Task requirements =
Your task is to transcribe the data in full.
═══ Data provided
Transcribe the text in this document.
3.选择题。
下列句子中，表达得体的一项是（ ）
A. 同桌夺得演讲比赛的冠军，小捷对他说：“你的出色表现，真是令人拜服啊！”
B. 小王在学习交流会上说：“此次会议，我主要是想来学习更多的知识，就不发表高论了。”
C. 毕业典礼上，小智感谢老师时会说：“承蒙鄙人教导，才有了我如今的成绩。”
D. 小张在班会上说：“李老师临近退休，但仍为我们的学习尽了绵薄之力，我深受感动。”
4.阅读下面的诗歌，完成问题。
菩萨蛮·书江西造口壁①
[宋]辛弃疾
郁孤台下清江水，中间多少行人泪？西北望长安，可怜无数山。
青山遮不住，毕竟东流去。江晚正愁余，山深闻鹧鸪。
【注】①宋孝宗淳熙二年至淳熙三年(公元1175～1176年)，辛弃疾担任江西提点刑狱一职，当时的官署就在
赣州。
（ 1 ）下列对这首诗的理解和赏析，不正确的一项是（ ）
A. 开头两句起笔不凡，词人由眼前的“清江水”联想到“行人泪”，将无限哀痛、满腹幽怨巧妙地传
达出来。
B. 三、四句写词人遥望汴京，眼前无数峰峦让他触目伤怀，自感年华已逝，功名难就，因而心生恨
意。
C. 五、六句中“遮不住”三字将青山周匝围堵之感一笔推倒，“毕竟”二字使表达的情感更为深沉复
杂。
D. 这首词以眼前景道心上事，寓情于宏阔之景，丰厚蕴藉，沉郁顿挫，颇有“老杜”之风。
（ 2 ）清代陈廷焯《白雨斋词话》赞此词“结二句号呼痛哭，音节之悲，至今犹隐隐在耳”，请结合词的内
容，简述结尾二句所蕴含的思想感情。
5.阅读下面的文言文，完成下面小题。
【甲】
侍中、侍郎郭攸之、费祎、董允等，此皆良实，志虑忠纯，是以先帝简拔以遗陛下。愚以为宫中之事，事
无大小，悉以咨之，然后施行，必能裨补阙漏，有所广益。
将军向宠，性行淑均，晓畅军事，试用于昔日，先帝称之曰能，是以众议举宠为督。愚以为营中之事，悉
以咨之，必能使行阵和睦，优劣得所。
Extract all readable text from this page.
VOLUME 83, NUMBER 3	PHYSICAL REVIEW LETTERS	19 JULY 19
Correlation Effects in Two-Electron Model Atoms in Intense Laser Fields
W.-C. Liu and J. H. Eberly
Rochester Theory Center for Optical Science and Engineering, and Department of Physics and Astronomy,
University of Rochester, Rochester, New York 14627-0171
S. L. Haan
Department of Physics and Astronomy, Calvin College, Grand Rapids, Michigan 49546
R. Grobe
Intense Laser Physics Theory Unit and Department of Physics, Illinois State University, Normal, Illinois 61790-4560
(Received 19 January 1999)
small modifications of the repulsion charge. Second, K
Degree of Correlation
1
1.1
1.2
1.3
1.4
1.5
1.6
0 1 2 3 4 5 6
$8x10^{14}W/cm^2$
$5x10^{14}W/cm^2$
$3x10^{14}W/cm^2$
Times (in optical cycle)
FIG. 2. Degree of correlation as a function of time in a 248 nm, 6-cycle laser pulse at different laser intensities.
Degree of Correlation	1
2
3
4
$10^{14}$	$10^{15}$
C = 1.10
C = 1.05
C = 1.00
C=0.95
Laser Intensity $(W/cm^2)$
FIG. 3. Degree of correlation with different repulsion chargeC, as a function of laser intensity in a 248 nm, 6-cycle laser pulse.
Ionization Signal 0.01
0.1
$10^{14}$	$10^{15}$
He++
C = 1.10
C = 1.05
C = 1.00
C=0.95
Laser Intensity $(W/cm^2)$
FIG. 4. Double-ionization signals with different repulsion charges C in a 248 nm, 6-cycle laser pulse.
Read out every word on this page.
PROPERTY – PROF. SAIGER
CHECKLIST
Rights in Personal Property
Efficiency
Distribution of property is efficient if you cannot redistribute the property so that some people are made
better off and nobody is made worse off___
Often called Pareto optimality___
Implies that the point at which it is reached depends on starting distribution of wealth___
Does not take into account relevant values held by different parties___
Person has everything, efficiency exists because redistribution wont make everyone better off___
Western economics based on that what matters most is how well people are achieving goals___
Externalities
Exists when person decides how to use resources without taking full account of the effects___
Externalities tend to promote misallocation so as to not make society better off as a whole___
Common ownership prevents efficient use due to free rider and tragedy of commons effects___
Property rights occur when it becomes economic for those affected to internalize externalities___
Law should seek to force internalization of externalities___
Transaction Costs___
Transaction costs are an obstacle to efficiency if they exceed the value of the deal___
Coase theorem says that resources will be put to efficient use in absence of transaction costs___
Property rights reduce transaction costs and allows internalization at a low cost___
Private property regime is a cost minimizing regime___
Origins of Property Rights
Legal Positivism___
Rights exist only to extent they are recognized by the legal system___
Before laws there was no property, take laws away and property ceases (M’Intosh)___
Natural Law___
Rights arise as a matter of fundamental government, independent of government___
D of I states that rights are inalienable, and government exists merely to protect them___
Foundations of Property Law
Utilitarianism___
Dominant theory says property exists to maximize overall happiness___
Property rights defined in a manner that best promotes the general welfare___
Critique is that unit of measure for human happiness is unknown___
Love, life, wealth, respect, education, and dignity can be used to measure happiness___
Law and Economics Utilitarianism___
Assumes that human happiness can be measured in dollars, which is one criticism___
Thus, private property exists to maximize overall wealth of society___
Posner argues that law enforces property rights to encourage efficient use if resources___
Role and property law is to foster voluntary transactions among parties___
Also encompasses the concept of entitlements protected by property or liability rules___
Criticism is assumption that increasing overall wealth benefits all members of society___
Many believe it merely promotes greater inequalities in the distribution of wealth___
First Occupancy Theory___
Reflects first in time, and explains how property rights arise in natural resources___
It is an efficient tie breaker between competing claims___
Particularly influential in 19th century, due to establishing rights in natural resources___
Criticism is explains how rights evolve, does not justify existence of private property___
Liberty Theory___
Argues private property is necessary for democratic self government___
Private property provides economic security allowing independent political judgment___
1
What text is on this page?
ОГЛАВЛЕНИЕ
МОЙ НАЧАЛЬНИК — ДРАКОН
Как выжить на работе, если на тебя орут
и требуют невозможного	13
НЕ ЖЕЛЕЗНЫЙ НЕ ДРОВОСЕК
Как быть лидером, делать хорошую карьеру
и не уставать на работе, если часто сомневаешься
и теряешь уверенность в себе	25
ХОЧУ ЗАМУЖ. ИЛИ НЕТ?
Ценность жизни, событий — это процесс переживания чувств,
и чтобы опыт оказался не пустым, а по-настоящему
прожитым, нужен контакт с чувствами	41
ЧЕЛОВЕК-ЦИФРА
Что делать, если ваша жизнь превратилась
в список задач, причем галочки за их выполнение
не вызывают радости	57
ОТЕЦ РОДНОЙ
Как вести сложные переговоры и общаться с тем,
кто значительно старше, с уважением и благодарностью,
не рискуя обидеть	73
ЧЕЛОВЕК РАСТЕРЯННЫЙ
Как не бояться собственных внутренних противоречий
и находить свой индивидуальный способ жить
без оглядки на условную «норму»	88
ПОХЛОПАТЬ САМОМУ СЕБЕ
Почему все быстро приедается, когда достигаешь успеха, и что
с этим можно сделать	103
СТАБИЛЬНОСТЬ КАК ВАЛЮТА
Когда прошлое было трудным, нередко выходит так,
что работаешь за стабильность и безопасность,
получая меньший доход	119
══════
The result =
Transcribe the text in this document.
3.选择题。
下列句子中，表达得体的一项是（ ）
A. 同桌夺得演讲比赛的冠军，小捷对他说：“你的出色表现，真是令人拜服啊！”
B. 小王在学习交流会上说：“此次会议，我主要是想来学习更多的知识，就不发表高论了。”
C. 毕业典礼上，小智感谢老师时会说：“承蒙鄙人教导，才有了我如今的成绩。”
D. 小张在班会上说：“李老师临近退休，但仍为我们的学习尽了绵薄之力，我深受感动。”
4.阅读下面的诗歌，完成问题。
菩萨蛮·书江西造口壁①
[宋]辛弃疾
郁孤台下清江水，中间多少行人泪？西北望长安，可怜无数山。
青山遮不住，毕竟东流去。江晚正愁余，山深闻鹧鸪。
【注】①宋孝宗淳熙二年至淳熙三年(公元1175～1176年)，辛弃疾担任江西提点刑狱一职，当时的官署就在
赣州。
（ 1 ）下列对这首诗的理解和赏析，不正确的一项是（ ）
A. 开头两句起笔不凡，词人由眼前的“清江水”联想到“行人泪”，将无限哀痛、满腹幽怨巧妙地传
达出来。
B. 三、四句写词人遥望汴京，眼前无数峰峦让他触目伤怀，自感年华已逝，功名难就，因而心生恨
意。
C. 五、六句中“遮不住”三字将青山周匝围堵之感一笔推倒，“毕竟”二字使表达的情感更为深沉复
杂。
D. 这首词以眼前景道心上事，寓情于宏阔之景，丰厚蕴藉，沉郁顿挫，颇有“老杜”之风。
（ 2 ）清代陈廷焯《白雨斋词话》赞此词“结二句号呼痛哭，音节之悲，至今犹隐隐在耳”，请结合词的内
容，简述结尾二句所蕴含的思想感情。
5.阅读下面的文言文，完成下面小题。
【甲】
侍中、侍郎郭攸之、费祎、董允等，此皆良实，志虑忠纯，是以先帝简拔以遗陛下。愚以为宫中之事，事
无大小，悉以咨之，然后施行，必能裨补阙漏，有所广益。
将军向宠，性行淑均，晓畅军事，试用于昔日，先帝称之曰能，是以众议举宠为督。愚以为营中之事，悉
以咨之，必能使行阵和睦，优劣得所。
Extract all readable text from this page.
VOLUME 83, NUMBER 3	PHYSICAL REVIEW LETTERS	19 JULY 19
Correlation Effects in Two-Electron Model Atoms in Intense Laser Fields
W.-C. Liu and J. H. Eberly
Rochester Theory Center for Optical Science and Engineering, and Department of Physics and Astronomy,
University of Rochester, Rochester, New York 14627-0171
S. L. Haan
Department of Physics and Astronomy, Calvin College, Grand Rapids, Michigan 49546
R. Grobe
Intense Laser Physics Theory Unit and Department of Physics, Illinois State University, Normal, Illinois 61790-4560
(Received 19 January 1999)
small modifications of the repulsion charge. Second, K
Degree of Correlation
1
1.1
1.2
1.3
1.4
1.5
1.6
0 1 2 3 4 5 6
$8x10^{14}W/cm^2$
$5x10^{14}W/cm^2$
$3x10^{14}W/cm^2$
Times (in optical cycle)
FIG. 2. Degree of correlation as a function of time in a 248 nm, 6-cycle laser pulse at different laser intensities.
Degree of Correlation	1
2
3
4
$10^{14}$	$10^{15}$
C = 1.10
C = 1.05
C = 1.00
C=0.95
Laser Intensity $(W/cm^2)$
FIG. 3. Degree of correlation with different repulsion chargeC, as a function of laser intensity in a 248 nm, 6-cycle laser pulse.
Ionization Signal 0.01
0.1
$10^{14}$	$10^{15}$
He++
C = 1.10
C = 1.05
C = 1.00
C=0.95
Laser Intensity $(W/cm^2)$
FIG. 4. Double-ionization signals with different repulsion charges C in a 248 nm, 6-cycle laser pulse.
Read out every word on this page.
PROPERTY – PROF. SAIGER
CHECKLIST
Rights in Personal Property
Efficiency
Distribution of property is efficient if you cannot redistribute the property so that some people are made
better off and nobody is made worse off___
Often called Pareto optimality___
Implies that the point at which it is reached depends on starting distribution of wealth___
Does not take into account relevant values held by different parties___
Person has everything, efficiency exists because redistribution wont make everyone better off___
Western economics based on that what matters most is how well people are achieving goals___
Externalities
Exists when person decides how to use resources without taking full account of the effects___
Externalities tend to promote misallocation so as to not make society better off as a whole___
Common ownership prevents efficient use due to free rider and tragedy of commons effects___
Property rights occur when it becomes economic for those affected to internalize externalities___
Law should seek to force internalization of externalities___
Transaction Costs___
Transaction costs are an obstacle to efficiency if they exceed the value of the deal___
Coase theorem says that resources will be put to efficient use in absence of transaction costs___
Property rights reduce transaction costs and allows internalization at a low cost___
Private property regime is a cost minimizing regime___
Origins of Property Rights
Legal Positivism___
Rights exist only to extent they are recognized by the legal system___
Before laws there was no property, take laws away and property ceases (M’Intosh)___
Natural Law___
Rights arise as a matter of fundamental government, independent of government___
D of I states that rights are inalienable, and government exists merely to protect them___
Foundations of Property Law
Utilitarianism___
Dominant theory says property exists to maximize overall happiness___
Property rights defined in a manner that best promotes the general welfare___
Critique is that unit of measure for human happiness is unknown___
Love, life, wealth, respect, education, and dignity can be used to measure happiness___
Law and Economics Utilitarianism___
Assumes that human happiness can be measured in dollars, which is one criticism___
Thus, private property exists to maximize overall wealth of society___
Posner argues that law enforces property rights to encourage efficient use if resources___
Role and property law is to foster voluntary transactions among parties___
Also encompasses the concept of entitlements protected by property or liability rules___
Criticism is assumption that increasing overall wealth benefits all members of society___
Many believe it merely promotes greater inequalities in the distribution of wealth___
First Occupancy Theory___
Reflects first in time, and explains how property rights arise in natural resources___
It is an efficient tie breaker between competing claims___
Particularly influential in 19th century, due to establishing rights in natural resources___
Criticism is explains how rights evolve, does not justify existence of private property___
Liberty Theory___
Argues private property is necessary for democratic self government___
Private property provides economic security allowing independent political judgment___
1
What text is on this page?
ОГЛАВЛЕНИЕ
МОЙ НАЧАЛЬНИК — ДРАКОН
Как выжить на работе, если на тебя орут
и требуют невозможного	13
НЕ ЖЕЛЕЗНЫЙ НЕ ДРОВОСЕК
Как быть лидером, делать хорошую карьеру
и не уставать на работе, если часто сомневаешься
и теряешь уверенность в себе	25
ХОЧУ ЗАМУЖ. ИЛИ НЕТ?
Ценность жизни, событий — это процесс переживания чувств,
и чтобы опыт оказался не пустым, а по-настоящему
прожитым, нужен контакт с чувствами	41
ЧЕЛОВЕК-ЦИФРА
Что делать, если ваша жизнь превратилась
в список задач, причем галочки за их выполнение
не вызывают радости	57
ОТЕЦ РОДНОЙ
Как вести сложные переговоры и общаться с тем,
кто значительно старше, с уважением и благодарностью,
не рискуя обидеть	73
ЧЕЛОВЕК РАСТЕРЯННЫЙ
Как не бояться собственных внутренних противоречий
и находить свой индивидуальный способ жить
без оглядки на условную «норму»	88
ПОХЛОПАТЬ САМОМУ СЕБЕ
Почему все быстро приедается, когда достигаешь успеха, и что
с этим можно сделать	103
СТАБИЛЬНОСТЬ КАК ВАЛЮТА
Когда прошлое было трудным, нередко выходит так,
что работаешь за стабильность и безопасность,
получая меньший доход	119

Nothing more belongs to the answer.